→ **Task description**:
Search the data below for "from"; list each line that holds it.

→ **Data shown**:
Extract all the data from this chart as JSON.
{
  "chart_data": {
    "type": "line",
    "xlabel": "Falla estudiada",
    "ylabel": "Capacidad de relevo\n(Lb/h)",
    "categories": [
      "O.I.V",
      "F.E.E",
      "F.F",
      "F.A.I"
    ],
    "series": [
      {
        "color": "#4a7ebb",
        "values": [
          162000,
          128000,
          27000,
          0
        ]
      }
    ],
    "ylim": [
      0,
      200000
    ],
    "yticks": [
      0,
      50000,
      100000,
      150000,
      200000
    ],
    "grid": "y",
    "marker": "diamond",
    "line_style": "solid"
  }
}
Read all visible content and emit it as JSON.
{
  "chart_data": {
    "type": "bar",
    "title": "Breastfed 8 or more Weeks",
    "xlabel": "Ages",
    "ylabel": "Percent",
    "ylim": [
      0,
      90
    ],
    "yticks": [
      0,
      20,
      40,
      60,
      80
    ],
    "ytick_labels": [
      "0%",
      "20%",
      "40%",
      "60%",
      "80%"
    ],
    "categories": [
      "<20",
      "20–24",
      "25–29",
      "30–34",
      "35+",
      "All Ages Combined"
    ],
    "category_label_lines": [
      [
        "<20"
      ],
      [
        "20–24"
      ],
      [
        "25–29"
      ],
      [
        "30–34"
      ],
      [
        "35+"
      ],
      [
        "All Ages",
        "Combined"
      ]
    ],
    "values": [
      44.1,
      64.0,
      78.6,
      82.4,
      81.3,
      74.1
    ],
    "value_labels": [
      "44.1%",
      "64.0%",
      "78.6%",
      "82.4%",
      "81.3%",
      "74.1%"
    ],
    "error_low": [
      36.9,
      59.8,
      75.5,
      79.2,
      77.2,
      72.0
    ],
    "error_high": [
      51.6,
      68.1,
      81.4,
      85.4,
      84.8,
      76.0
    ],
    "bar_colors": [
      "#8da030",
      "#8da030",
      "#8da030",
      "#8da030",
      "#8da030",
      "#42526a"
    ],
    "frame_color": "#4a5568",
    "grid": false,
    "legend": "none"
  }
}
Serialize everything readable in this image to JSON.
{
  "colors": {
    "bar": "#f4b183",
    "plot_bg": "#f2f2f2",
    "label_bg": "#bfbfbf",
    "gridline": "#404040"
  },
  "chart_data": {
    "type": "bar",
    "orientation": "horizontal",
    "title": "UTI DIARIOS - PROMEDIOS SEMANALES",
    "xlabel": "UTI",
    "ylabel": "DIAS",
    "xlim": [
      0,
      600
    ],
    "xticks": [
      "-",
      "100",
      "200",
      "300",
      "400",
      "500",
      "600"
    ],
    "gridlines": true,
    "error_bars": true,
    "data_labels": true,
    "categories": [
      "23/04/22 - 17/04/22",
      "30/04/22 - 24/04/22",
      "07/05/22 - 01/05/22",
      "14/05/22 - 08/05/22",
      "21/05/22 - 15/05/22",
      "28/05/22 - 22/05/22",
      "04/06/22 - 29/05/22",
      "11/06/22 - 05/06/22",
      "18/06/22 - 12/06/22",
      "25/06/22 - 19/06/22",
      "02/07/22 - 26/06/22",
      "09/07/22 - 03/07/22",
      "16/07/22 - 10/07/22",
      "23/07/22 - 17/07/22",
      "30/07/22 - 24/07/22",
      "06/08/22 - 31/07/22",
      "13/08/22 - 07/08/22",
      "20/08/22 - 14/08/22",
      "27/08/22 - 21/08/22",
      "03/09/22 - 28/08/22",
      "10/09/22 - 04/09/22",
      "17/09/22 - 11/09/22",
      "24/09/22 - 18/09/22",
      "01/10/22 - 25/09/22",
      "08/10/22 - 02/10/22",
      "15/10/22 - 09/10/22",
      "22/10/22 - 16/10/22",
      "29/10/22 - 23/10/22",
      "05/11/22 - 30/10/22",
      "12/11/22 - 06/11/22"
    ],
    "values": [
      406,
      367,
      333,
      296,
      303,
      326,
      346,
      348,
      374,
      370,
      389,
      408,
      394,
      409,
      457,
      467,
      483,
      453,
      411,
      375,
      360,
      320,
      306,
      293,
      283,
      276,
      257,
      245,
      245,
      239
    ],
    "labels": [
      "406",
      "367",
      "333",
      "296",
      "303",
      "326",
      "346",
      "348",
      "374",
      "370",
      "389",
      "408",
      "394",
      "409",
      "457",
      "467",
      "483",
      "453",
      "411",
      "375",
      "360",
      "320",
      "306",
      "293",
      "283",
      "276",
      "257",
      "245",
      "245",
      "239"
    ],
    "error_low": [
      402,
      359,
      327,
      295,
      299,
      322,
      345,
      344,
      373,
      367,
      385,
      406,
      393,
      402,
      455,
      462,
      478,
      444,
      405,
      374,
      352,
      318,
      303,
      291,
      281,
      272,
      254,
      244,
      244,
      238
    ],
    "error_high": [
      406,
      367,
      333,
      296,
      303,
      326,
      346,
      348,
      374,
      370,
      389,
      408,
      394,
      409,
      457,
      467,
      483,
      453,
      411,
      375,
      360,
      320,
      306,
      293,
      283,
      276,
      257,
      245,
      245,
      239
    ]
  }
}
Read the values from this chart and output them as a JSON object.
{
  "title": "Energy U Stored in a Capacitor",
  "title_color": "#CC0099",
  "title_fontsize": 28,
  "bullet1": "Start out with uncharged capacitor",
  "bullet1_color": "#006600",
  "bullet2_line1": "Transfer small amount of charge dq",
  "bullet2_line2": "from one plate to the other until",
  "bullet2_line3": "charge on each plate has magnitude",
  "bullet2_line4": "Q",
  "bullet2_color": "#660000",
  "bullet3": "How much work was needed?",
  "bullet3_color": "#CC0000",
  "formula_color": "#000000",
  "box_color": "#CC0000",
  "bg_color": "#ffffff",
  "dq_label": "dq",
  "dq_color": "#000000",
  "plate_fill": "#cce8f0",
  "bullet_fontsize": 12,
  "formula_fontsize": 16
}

→ **Task response**:
Extract all the data from this chart as JSON.
Read the values from this chart and output them as a JSON object.
  "bullet2_line2": "from one plate to the other until",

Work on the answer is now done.